▶ **Given task**
Find the word "name" in the data. Return every line where it appears.

— Begin —

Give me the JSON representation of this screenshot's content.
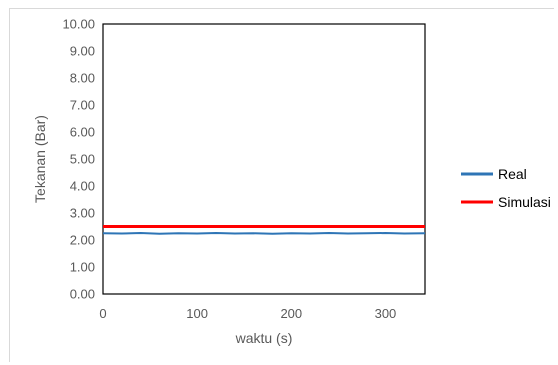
{
  "chart_data": {
    "type": "line",
    "xlabel": "waktu (s)",
    "ylabel": "Tekanan (Bar)",
    "xlim": [
      0,
      342
    ],
    "ylim": [
      0,
      10
    ],
    "x_ticks": [
      "0",
      "100",
      "200",
      "300"
    ],
    "y_ticks": [
      "0.00",
      "1.00",
      "2.00",
      "3.00",
      "4.00",
      "5.00",
      "6.00",
      "7.00",
      "8.00",
      "9.00",
      "10.00"
    ],
    "grid": false,
    "legend_position": "right",
    "series": [
      {
        "name": "Real",
        "color": "#2e75b6",
        "x": [
          0,
          20,
          40,
          60,
          80,
          100,
          120,
          140,
          160,
          180,
          200,
          220,
          240,
          260,
          280,
          300,
          320,
          342
        ],
        "y": [
          2.25,
          2.24,
          2.26,
          2.23,
          2.25,
          2.24,
          2.26,
          2.24,
          2.25,
          2.23,
          2.25,
          2.24,
          2.26,
          2.24,
          2.25,
          2.26,
          2.24,
          2.25
        ]
      },
      {
        "name": "Simulasi",
        "color": "#ff0000",
        "x": [
          0,
          342
        ],
        "y": [
          2.5,
          2.5
        ]
      }
    ]
  }
}
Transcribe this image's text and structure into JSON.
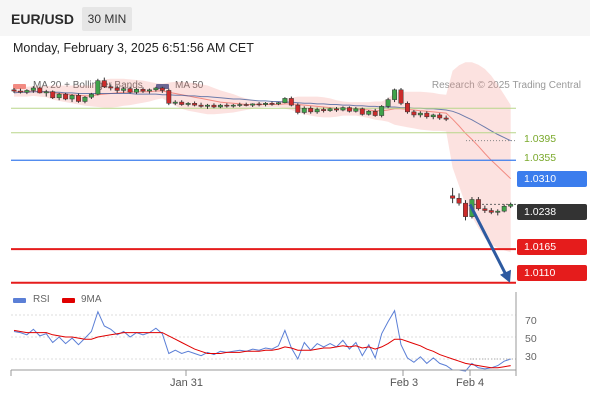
{
  "header": {
    "pair": "EUR/USD",
    "timeframe": "30 MIN",
    "datetime": "Monday, February 3, 2025 6:51:56 AM CET"
  },
  "legend": {
    "bollinger": "MA 20 + Bollinger Bands",
    "ma50": "MA 50",
    "credit": "Research © 2025 Trading Central",
    "rsi": "RSI",
    "rsi_ma": "9MA"
  },
  "colors": {
    "bollinger": "#f28b82",
    "ma50": "#3d5a99",
    "resistance_green": "#b8d68a",
    "support_blue": "#3b7ded",
    "support_red": "#e51c1c",
    "last_price": "#333333",
    "arrow": "#2d5aa0",
    "rsi": "#5b7fd6",
    "rsi_ma": "#e00000"
  },
  "chart_data": [
    {
      "type": "candlestick",
      "levels": [
        {
          "value": "1.0395",
          "style": "resistance"
        },
        {
          "value": "1.0355",
          "style": "resistance"
        },
        {
          "value": "1.0310",
          "style": "support-blue"
        },
        {
          "value": "1.0238",
          "style": "last-price"
        },
        {
          "value": "1.0165",
          "style": "support-red"
        },
        {
          "value": "1.0110",
          "style": "support-red"
        }
      ],
      "ylim": [
        1.0095,
        1.049
      ],
      "x_ticks": [
        "Jan 31",
        "Feb 3",
        "Feb 4"
      ],
      "candles": [
        [
          1.0425,
          1.0428,
          1.042,
          1.0423
        ],
        [
          1.0423,
          1.0427,
          1.0419,
          1.0421
        ],
        [
          1.0421,
          1.0426,
          1.0418,
          1.0424
        ],
        [
          1.0424,
          1.0431,
          1.042,
          1.0428
        ],
        [
          1.0428,
          1.043,
          1.0419,
          1.042
        ],
        [
          1.042,
          1.0425,
          1.0414,
          1.0422
        ],
        [
          1.0422,
          1.0424,
          1.041,
          1.0412
        ],
        [
          1.0412,
          1.042,
          1.0408,
          1.0418
        ],
        [
          1.0418,
          1.042,
          1.0408,
          1.041
        ],
        [
          1.041,
          1.0418,
          1.0405,
          1.0416
        ],
        [
          1.0416,
          1.0419,
          1.0404,
          1.0406
        ],
        [
          1.0406,
          1.0415,
          1.0403,
          1.0413
        ],
        [
          1.0413,
          1.042,
          1.041,
          1.0418
        ],
        [
          1.0418,
          1.0443,
          1.0416,
          1.044
        ],
        [
          1.044,
          1.0445,
          1.0428,
          1.043
        ],
        [
          1.043,
          1.0434,
          1.0424,
          1.0428
        ],
        [
          1.0428,
          1.0432,
          1.042,
          1.0424
        ],
        [
          1.0424,
          1.043,
          1.042,
          1.0427
        ],
        [
          1.0427,
          1.043,
          1.0419,
          1.0421
        ],
        [
          1.0421,
          1.0428,
          1.0418,
          1.0426
        ],
        [
          1.0426,
          1.0429,
          1.042,
          1.0423
        ],
        [
          1.0423,
          1.0427,
          1.0419,
          1.0425
        ],
        [
          1.0425,
          1.043,
          1.0422,
          1.0428
        ],
        [
          1.0428,
          1.043,
          1.042,
          1.0424
        ],
        [
          1.0424,
          1.0427,
          1.04,
          1.0403
        ],
        [
          1.0403,
          1.0408,
          1.04,
          1.0405
        ],
        [
          1.0405,
          1.0408,
          1.0399,
          1.0401
        ],
        [
          1.0401,
          1.0405,
          1.0398,
          1.0403
        ],
        [
          1.0403,
          1.0406,
          1.0398,
          1.04
        ],
        [
          1.04,
          1.0404,
          1.0396,
          1.0398
        ],
        [
          1.0398,
          1.0402,
          1.0394,
          1.04
        ],
        [
          1.04,
          1.0403,
          1.0395,
          1.0397
        ],
        [
          1.0397,
          1.0402,
          1.0395,
          1.04
        ],
        [
          1.04,
          1.0403,
          1.0396,
          1.0399
        ],
        [
          1.0399,
          1.0402,
          1.0396,
          1.04
        ],
        [
          1.04,
          1.0404,
          1.0397,
          1.0401
        ],
        [
          1.0401,
          1.0404,
          1.0398,
          1.04
        ],
        [
          1.04,
          1.0403,
          1.0397,
          1.0402
        ],
        [
          1.0402,
          1.0405,
          1.0398,
          1.0401
        ],
        [
          1.0401,
          1.0405,
          1.0398,
          1.0403
        ],
        [
          1.0403,
          1.0406,
          1.0399,
          1.0402
        ],
        [
          1.0402,
          1.0405,
          1.04,
          1.0404
        ],
        [
          1.0404,
          1.0413,
          1.0403,
          1.0411
        ],
        [
          1.0411,
          1.0414,
          1.0398,
          1.04
        ],
        [
          1.04,
          1.0403,
          1.0385,
          1.0388
        ],
        [
          1.0388,
          1.0398,
          1.0385,
          1.0395
        ],
        [
          1.0395,
          1.0398,
          1.0386,
          1.0389
        ],
        [
          1.0389,
          1.0396,
          1.0386,
          1.0393
        ],
        [
          1.0393,
          1.0396,
          1.0388,
          1.0391
        ],
        [
          1.0391,
          1.0396,
          1.0389,
          1.0394
        ],
        [
          1.0394,
          1.0397,
          1.0389,
          1.0392
        ],
        [
          1.0392,
          1.0398,
          1.039,
          1.0396
        ],
        [
          1.0396,
          1.0398,
          1.0388,
          1.039
        ],
        [
          1.039,
          1.0397,
          1.0388,
          1.0394
        ],
        [
          1.0394,
          1.0396,
          1.0383,
          1.0385
        ],
        [
          1.0385,
          1.0392,
          1.0383,
          1.039
        ],
        [
          1.039,
          1.0394,
          1.0381,
          1.0383
        ],
        [
          1.0383,
          1.04,
          1.038,
          1.0398
        ],
        [
          1.0398,
          1.0412,
          1.0395,
          1.0409
        ],
        [
          1.0409,
          1.0427,
          1.0405,
          1.0425
        ],
        [
          1.0425,
          1.0428,
          1.04,
          1.0403
        ],
        [
          1.0403,
          1.0406,
          1.0386,
          1.0389
        ],
        [
          1.0389,
          1.0392,
          1.038,
          1.0384
        ],
        [
          1.0384,
          1.039,
          1.038,
          1.0387
        ],
        [
          1.0387,
          1.039,
          1.0378,
          1.0381
        ],
        [
          1.0381,
          1.0386,
          1.0377,
          1.0384
        ],
        [
          1.0384,
          1.0387,
          1.0376,
          1.0379
        ],
        [
          1.0379,
          1.0383,
          1.0374,
          1.0377
        ],
        [
          1.0252,
          1.0265,
          1.024,
          1.0248
        ],
        [
          1.0248,
          1.0256,
          1.0236,
          1.024
        ],
        [
          1.024,
          1.0245,
          1.0212,
          1.0218
        ],
        [
          1.0218,
          1.025,
          1.0215,
          1.0246
        ],
        [
          1.0246,
          1.025,
          1.0228,
          1.0231
        ],
        [
          1.0231,
          1.0236,
          1.0224,
          1.0228
        ],
        [
          1.0228,
          1.0232,
          1.0222,
          1.0225
        ],
        [
          1.0225,
          1.023,
          1.022,
          1.0227
        ],
        [
          1.0227,
          1.0238,
          1.0225,
          1.0235
        ],
        [
          1.0235,
          1.0241,
          1.0232,
          1.0238
        ]
      ],
      "bb_mid": [
        1.0422,
        1.0422,
        1.0422,
        1.0423,
        1.0422,
        1.0422,
        1.042,
        1.0419,
        1.0418,
        1.0417,
        1.0416,
        1.0415,
        1.0415,
        1.0417,
        1.0418,
        1.0419,
        1.042,
        1.0421,
        1.0421,
        1.0422,
        1.0422,
        1.0422,
        1.0423,
        1.0423,
        1.0421,
        1.0419,
        1.0417,
        1.0415,
        1.0413,
        1.0411,
        1.0409,
        1.0407,
        1.0405,
        1.0404,
        1.0403,
        1.0402,
        1.0401,
        1.0401,
        1.0401,
        1.0401,
        1.0401,
        1.0401,
        1.0402,
        1.0402,
        1.0401,
        1.04,
        1.0399,
        1.0398,
        1.0397,
        1.0396,
        1.0395,
        1.0395,
        1.0394,
        1.0394,
        1.0393,
        1.0392,
        1.0391,
        1.0391,
        1.0392,
        1.0394,
        1.0394,
        1.0393,
        1.0392,
        1.0391,
        1.039,
        1.0389,
        1.0388,
        1.0387,
        1.0377,
        1.0366,
        1.0354,
        1.0344,
        1.0333,
        1.0321,
        1.031,
        1.03,
        1.029,
        1.028
      ],
      "bb_upper": [
        1.043,
        1.043,
        1.043,
        1.0431,
        1.0431,
        1.0431,
        1.0432,
        1.0432,
        1.0432,
        1.0432,
        1.0432,
        1.0432,
        1.0432,
        1.0438,
        1.0442,
        1.0443,
        1.0443,
        1.0443,
        1.0442,
        1.0441,
        1.044,
        1.0438,
        1.0436,
        1.0435,
        1.0437,
        1.0438,
        1.0438,
        1.0437,
        1.0436,
        1.0434,
        1.0432,
        1.0428,
        1.0424,
        1.0421,
        1.0418,
        1.0414,
        1.0411,
        1.0408,
        1.0406,
        1.0405,
        1.0405,
        1.0405,
        1.041,
        1.0412,
        1.0414,
        1.0414,
        1.0414,
        1.0414,
        1.0413,
        1.0411,
        1.0408,
        1.0406,
        1.0405,
        1.0405,
        1.0405,
        1.0405,
        1.0406,
        1.0406,
        1.0411,
        1.042,
        1.0422,
        1.0422,
        1.0422,
        1.0422,
        1.0421,
        1.042,
        1.0418,
        1.0417,
        1.0456,
        1.0465,
        1.047,
        1.047,
        1.0466,
        1.0459,
        1.0448,
        1.0433,
        1.0417,
        1.04
      ],
      "bb_lower": [
        1.0414,
        1.0414,
        1.0414,
        1.0415,
        1.0414,
        1.0413,
        1.0409,
        1.0407,
        1.0405,
        1.0403,
        1.0401,
        1.0399,
        1.0398,
        1.0397,
        1.0396,
        1.0396,
        1.0397,
        1.0399,
        1.04,
        1.0402,
        1.0404,
        1.0406,
        1.0409,
        1.0411,
        1.0405,
        1.0399,
        1.0394,
        1.0391,
        1.0389,
        1.0387,
        1.0385,
        1.0385,
        1.0386,
        1.0387,
        1.0388,
        1.039,
        1.0392,
        1.0394,
        1.0396,
        1.0397,
        1.0397,
        1.0397,
        1.0394,
        1.0392,
        1.0388,
        1.0385,
        1.0383,
        1.0381,
        1.038,
        1.038,
        1.0381,
        1.0383,
        1.0383,
        1.0383,
        1.0381,
        1.0379,
        1.0376,
        1.0375,
        1.0373,
        1.0368,
        1.0366,
        1.0364,
        1.0362,
        1.036,
        1.0359,
        1.0358,
        1.0358,
        1.0357,
        1.0298,
        1.0268,
        1.0238,
        1.0218,
        1.02,
        1.0183,
        1.0172,
        1.0167,
        1.0163,
        1.016
      ],
      "ma50": [
        1.042,
        1.0421,
        1.0421,
        1.0422,
        1.0422,
        1.0422,
        1.0421,
        1.0421,
        1.042,
        1.042,
        1.0419,
        1.0419,
        1.0419,
        1.0419,
        1.0419,
        1.0419,
        1.0419,
        1.0419,
        1.0419,
        1.0418,
        1.0418,
        1.0418,
        1.0418,
        1.0417,
        1.0417,
        1.0416,
        1.0416,
        1.0415,
        1.0415,
        1.0414,
        1.0414,
        1.0413,
        1.0412,
        1.0411,
        1.041,
        1.041,
        1.0409,
        1.0408,
        1.0407,
        1.0407,
        1.0406,
        1.0406,
        1.0405,
        1.0405,
        1.0404,
        1.0403,
        1.0403,
        1.0402,
        1.0402,
        1.0401,
        1.0401,
        1.04,
        1.04,
        1.0399,
        1.0399,
        1.0398,
        1.0398,
        1.0397,
        1.0397,
        1.0397,
        1.0396,
        1.0396,
        1.0395,
        1.0395,
        1.0394,
        1.0394,
        1.0393,
        1.0392,
        1.039,
        1.0386,
        1.0381,
        1.0376,
        1.037,
        1.0364,
        1.0358,
        1.0352,
        1.0347,
        1.0342
      ],
      "projection": {
        "from": 1.0238,
        "to": 1.011
      }
    },
    {
      "type": "line",
      "title": "RSI",
      "ylim": [
        20,
        80
      ],
      "ticks": [
        "70",
        "50",
        "30"
      ],
      "series": [
        {
          "name": "RSI",
          "values": [
            55,
            54,
            52,
            57,
            51,
            53,
            45,
            50,
            44,
            49,
            43,
            49,
            55,
            73,
            60,
            57,
            52,
            55,
            50,
            54,
            52,
            54,
            58,
            53,
            35,
            38,
            35,
            37,
            35,
            33,
            36,
            34,
            37,
            36,
            37,
            38,
            37,
            39,
            38,
            40,
            39,
            42,
            56,
            40,
            30,
            45,
            38,
            44,
            41,
            44,
            41,
            47,
            39,
            45,
            33,
            43,
            31,
            53,
            64,
            74,
            43,
            31,
            27,
            32,
            26,
            31,
            26,
            24,
            20,
            20,
            19,
            26,
            22,
            21,
            22,
            24,
            28,
            30
          ]
        },
        {
          "name": "9MA",
          "values": [
            56,
            55,
            54,
            54,
            54,
            54,
            52,
            51,
            50,
            50,
            49,
            48,
            48,
            50,
            51,
            52,
            53,
            54,
            54,
            54,
            54,
            54,
            54,
            54,
            51,
            48,
            45,
            42,
            39,
            37,
            35,
            35,
            35,
            36,
            36,
            36,
            37,
            37,
            37,
            38,
            38,
            39,
            41,
            40,
            38,
            38,
            38,
            39,
            40,
            40,
            41,
            42,
            41,
            42,
            40,
            41,
            39,
            41,
            44,
            48,
            48,
            46,
            44,
            42,
            39,
            37,
            34,
            32,
            30,
            28,
            26,
            25,
            24,
            23,
            22,
            22,
            23,
            24
          ]
        }
      ]
    }
  ]
}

— End —

▶ **Output of the exercise**
        "name": "Real",
        "name": "Simulasi",
          "name": "RSI",
          "name": "9MA",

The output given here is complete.